→ **Given problem**: Extract the complete data exactly as given.

-------- Listed records --------

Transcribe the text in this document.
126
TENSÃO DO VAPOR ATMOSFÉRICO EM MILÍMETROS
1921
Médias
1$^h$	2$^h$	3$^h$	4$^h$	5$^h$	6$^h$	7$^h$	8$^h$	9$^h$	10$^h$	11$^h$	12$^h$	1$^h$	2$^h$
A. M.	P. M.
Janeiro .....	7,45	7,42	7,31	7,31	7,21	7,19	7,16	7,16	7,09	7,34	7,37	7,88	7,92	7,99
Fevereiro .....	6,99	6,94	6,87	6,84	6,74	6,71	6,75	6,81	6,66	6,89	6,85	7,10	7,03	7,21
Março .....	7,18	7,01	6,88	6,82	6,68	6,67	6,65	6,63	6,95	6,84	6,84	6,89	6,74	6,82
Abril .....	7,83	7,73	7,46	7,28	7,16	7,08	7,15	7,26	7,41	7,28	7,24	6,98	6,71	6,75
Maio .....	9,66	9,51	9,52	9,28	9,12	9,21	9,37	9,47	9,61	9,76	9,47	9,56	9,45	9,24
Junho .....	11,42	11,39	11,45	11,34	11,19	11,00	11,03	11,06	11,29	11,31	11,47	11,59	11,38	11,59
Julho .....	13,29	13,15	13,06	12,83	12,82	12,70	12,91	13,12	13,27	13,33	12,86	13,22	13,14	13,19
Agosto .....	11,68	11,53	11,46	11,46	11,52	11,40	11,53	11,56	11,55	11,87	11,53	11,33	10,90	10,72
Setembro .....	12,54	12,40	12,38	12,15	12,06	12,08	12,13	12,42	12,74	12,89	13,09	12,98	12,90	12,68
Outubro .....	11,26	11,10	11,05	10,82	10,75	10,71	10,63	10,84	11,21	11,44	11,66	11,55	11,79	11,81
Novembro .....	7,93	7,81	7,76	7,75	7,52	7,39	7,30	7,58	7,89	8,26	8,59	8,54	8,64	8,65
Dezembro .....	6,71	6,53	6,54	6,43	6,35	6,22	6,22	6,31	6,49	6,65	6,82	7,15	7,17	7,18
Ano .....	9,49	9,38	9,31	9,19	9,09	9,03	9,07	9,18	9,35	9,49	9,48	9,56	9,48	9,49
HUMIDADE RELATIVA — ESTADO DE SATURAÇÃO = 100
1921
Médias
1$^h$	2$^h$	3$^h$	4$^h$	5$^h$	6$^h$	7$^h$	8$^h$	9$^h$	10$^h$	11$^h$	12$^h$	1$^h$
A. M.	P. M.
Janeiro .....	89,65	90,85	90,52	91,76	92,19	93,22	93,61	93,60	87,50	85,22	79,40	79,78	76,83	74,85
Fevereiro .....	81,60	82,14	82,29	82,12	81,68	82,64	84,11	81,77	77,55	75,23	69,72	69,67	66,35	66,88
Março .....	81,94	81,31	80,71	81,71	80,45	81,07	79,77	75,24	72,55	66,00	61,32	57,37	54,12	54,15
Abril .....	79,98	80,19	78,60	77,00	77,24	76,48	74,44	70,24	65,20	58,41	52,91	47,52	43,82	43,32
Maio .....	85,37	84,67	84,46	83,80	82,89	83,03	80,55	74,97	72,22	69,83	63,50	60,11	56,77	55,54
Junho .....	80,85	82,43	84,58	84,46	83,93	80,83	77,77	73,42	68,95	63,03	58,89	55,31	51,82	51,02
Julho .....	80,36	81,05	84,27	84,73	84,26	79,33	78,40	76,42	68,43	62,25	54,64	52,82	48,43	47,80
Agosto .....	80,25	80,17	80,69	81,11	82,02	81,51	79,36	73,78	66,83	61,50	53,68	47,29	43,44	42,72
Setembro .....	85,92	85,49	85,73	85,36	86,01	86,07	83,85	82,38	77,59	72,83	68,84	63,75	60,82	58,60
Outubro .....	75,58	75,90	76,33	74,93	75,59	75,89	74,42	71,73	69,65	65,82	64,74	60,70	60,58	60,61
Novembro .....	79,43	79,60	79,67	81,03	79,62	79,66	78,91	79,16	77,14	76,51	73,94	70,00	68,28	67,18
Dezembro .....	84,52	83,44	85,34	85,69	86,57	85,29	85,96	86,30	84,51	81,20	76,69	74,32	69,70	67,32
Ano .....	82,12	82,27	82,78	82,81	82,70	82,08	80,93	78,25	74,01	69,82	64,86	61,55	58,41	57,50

--------

→ **Problem solution**:
Transcribe the text in this document.
126
TENSÃO DO VAPOR ATMOSFÉRICO EM MILÍMETROS
1921
Médias
1$^h$	2$^h$	3$^h$	4$^h$	5$^h$	6$^h$	7$^h$	8$^h$	9$^h$	10$^h$	11$^h$	12$^h$	1$^h$	2$^h$
A. M.	P. M.
Janeiro .....	7,45	7,42	7,31	7,31	7,21	7,19	7,16	7,16	7,09	7,34	7,37	7,88	7,92	7,99
Fevereiro .....	6,99	6,94	6,87	6,84	6,74	6,71	6,75	6,81	6,66	6,89	6,85	7,10	7,03	7,21
Março .....	7,18	7,01	6,88	6,82	6,68	6,67	6,65	6,63	6,95	6,84	6,84	6,89	6,74	6,82
Abril .....	7,83	7,73	7,46	7,28	7,16	7,08	7,15	7,26	7,41	7,28	7,24	6,98	6,71	6,75
Maio .....	9,66	9,51	9,52	9,28	9,12	9,21	9,37	9,47	9,61	9,76	9,47	9,56	9,45	9,24
Junho .....	11,42	11,39	11,45	11,34	11,19	11,00	11,03	11,06	11,29	11,31	11,47	11,59	11,38	11,59
Julho .....	13,29	13,15	13,06	12,83	12,82	12,70	12,91	13,12	13,27	13,33	12,86	13,22	13,14	13,19
Agosto .....	11,68	11,53	11,46	11,46	11,52	11,40	11,53	11,56	11,55	11,87	11,53	11,33	10,90	10,72
Setembro .....	12,54	12,40	12,38	12,15	12,06	12,08	12,13	12,42	12,74	12,89	13,09	12,98	12,90	12,68
Outubro .....	11,26	11,10	11,05	10,82	10,75	10,71	10,63	10,84	11,21	11,44	11,66	11,55	11,79	11,81
Novembro .....	7,93	7,81	7,76	7,75	7,52	7,39	7,30	7,58	7,89	8,26	8,59	8,54	8,64	8,65
Dezembro .....	6,71	6,53	6,54	6,43	6,35	6,22	6,22	6,31	6,49	6,65	6,82	7,15	7,17	7,18
Ano .....	9,49	9,38	9,31	9,19	9,09	9,03	9,07	9,18	9,35	9,49	9,48	9,56	9,48	9,49
HUMIDADE RELATIVA — ESTADO DE SATURAÇÃO = 100
1921
Médias
1$^h$	2$^h$	3$^h$	4$^h$	5$^h$	6$^h$	7$^h$	8$^h$	9$^h$	10$^h$	11$^h$	12$^h$	1$^h$
A. M.	P. M.
Janeiro .....	89,65	90,85	90,52	91,76	92,19	93,22	93,61	93,60	87,50	85,22	79,40	79,78	76,83	74,85
Fevereiro .....	81,60	82,14	82,29	82,12	81,68	82,64	84,11	81,77	77,55	75,23	69,72	69,67	66,35	66,88
Março .....	81,94	81,31	80,71	81,71	80,45	81,07	79,77	75,24	72,55	66,00	61,32	57,37	54,12	54,15
Abril .....	79,98	80,19	78,60	77,00	77,24	76,48	74,44	70,24	65,20	58,41	52,91	47,52	43,82	43,32
Maio .....	85,37	84,67	84,46	83,80	82,89	83,03	80,55	74,97	72,22	69,83	63,50	60,11	56,77	55,54
Junho .....	80,85	82,43	84,58	84,46	83,93	80,83	77,77	73,42	68,95	63,03	58,89	55,31	51,82	51,02
Julho .....	80,36	81,05	84,27	84,73	84,26	79,33	78,40	76,42	68,43	62,25	54,64	52,82	48,43	47,80
Agosto .....	80,25	80,17	80,69	81,11	82,02	81,51	79,36	73,78	66,83	61,50	53,68	47,29	43,44	42,72
Setembro .....	85,92	85,49	85,73	85,36	86,01	86,07	83,85	82,38	77,59	72,83	68,84	63,75	60,82	58,60
Outubro .....	75,58	75,90	76,33	74,93	75,59	75,89	74,42	71,73	69,65	65,82	64,74	60,70	60,58	60,61
Novembro .....	79,43	79,60	79,67	81,03	79,62	79,66	78,91	79,16	77,14	76,51	73,94	70,00	68,28	67,18
Dezembro .....	84,52	83,44	85,34	85,69	86,57	85,29	85,96	86,30	84,51	81,20	76,69	74,32	69,70	67,32
Ano .....	82,12	82,27	82,78	82,81	82,70	82,08	80,93	78,25	74,01	69,82	64,86	61,55	58,41	57,50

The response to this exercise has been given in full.